**Work required**
Give the number of lines in the listing that hold the word "this". Write nothing but that number.

========================================================================

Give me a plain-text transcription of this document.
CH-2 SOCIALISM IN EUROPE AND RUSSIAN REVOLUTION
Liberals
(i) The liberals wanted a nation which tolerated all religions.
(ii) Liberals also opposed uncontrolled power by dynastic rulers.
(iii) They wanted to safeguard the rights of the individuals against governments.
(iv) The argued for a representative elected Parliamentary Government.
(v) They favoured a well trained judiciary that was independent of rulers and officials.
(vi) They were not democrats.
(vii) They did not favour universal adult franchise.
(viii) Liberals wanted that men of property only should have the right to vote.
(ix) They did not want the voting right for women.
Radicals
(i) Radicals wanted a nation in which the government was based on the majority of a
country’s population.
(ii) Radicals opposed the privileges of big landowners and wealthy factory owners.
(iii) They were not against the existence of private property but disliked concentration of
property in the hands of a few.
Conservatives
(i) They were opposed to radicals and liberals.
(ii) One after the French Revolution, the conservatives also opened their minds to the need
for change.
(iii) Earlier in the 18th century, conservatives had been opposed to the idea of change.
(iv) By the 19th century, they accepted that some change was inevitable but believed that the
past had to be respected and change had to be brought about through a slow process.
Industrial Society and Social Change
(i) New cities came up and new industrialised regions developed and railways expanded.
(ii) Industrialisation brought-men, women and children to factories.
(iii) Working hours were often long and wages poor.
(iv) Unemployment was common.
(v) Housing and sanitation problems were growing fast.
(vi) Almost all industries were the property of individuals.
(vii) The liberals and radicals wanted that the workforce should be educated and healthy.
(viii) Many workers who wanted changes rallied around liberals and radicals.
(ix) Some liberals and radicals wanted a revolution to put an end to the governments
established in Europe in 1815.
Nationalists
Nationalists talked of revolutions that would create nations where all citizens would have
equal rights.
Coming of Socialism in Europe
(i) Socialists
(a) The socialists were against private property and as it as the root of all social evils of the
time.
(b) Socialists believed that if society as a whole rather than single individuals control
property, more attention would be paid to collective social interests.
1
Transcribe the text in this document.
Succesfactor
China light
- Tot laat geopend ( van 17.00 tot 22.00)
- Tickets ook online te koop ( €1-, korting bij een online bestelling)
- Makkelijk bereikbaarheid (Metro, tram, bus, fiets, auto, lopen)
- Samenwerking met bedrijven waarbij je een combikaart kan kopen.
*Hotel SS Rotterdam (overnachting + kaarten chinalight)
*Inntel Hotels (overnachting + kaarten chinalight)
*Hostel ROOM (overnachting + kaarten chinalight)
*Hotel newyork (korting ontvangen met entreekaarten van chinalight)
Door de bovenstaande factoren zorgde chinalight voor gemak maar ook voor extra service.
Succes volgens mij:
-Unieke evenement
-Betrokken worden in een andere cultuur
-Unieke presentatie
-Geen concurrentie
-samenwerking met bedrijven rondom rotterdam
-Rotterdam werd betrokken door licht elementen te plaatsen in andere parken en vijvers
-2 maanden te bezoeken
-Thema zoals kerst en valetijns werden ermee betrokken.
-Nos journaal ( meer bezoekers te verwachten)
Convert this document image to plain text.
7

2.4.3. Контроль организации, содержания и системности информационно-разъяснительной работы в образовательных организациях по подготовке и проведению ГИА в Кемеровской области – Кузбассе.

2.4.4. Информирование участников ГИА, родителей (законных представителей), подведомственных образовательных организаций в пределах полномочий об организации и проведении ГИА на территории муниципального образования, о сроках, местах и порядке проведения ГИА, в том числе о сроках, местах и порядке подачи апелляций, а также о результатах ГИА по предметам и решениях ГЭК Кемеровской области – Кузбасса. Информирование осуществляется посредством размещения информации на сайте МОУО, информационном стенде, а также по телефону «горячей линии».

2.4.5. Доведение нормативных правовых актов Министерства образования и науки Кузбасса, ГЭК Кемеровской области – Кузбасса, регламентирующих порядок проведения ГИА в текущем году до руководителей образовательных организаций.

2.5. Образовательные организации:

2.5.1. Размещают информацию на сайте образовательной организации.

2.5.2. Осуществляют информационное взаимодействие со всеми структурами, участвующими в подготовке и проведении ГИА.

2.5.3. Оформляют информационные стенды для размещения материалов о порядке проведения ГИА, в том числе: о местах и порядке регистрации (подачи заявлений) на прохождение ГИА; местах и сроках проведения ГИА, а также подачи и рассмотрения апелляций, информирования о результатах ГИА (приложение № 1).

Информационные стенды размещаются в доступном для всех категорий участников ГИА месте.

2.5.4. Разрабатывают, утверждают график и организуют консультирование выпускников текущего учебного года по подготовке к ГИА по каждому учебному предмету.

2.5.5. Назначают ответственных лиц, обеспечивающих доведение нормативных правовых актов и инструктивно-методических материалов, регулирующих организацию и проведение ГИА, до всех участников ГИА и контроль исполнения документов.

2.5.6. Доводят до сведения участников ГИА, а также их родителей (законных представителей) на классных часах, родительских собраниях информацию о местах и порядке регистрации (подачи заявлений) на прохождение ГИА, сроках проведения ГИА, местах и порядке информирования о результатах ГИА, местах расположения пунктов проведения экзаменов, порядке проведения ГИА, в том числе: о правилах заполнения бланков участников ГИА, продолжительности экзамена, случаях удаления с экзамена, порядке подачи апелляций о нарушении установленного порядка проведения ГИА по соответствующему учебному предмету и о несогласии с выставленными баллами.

========================================================================

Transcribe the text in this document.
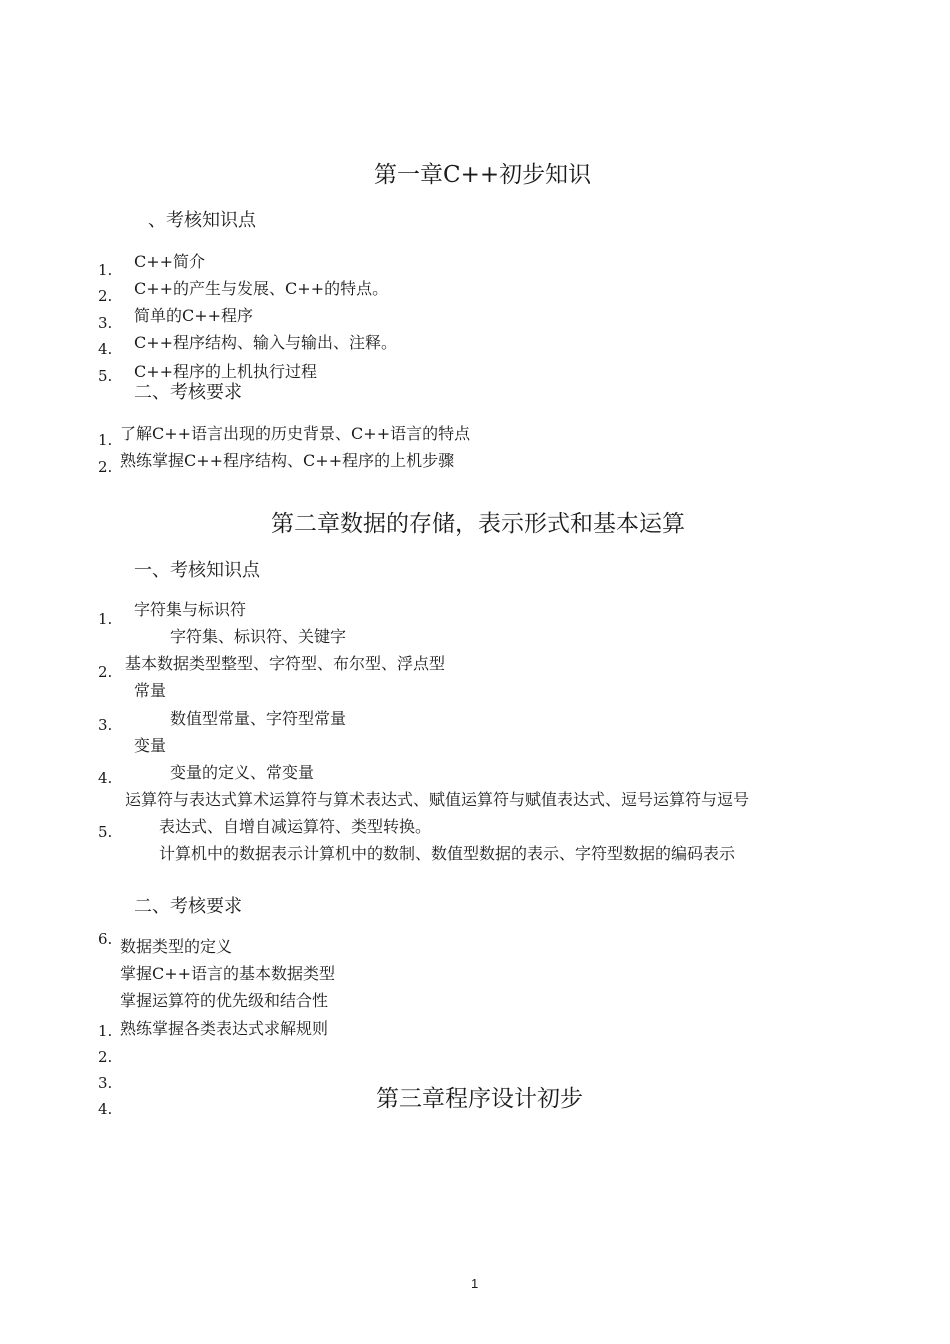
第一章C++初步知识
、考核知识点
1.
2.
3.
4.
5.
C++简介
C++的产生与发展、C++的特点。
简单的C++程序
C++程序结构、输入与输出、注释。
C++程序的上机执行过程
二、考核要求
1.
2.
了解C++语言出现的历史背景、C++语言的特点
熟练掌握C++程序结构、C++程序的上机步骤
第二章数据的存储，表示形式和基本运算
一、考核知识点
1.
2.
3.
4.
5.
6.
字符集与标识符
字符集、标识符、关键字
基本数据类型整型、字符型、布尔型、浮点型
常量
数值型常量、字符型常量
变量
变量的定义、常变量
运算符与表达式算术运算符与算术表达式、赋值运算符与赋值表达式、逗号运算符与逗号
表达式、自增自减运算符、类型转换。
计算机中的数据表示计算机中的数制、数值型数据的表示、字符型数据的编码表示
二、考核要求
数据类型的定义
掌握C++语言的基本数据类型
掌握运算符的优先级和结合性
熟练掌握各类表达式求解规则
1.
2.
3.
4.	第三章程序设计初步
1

========================================================================

**Exercise output**
4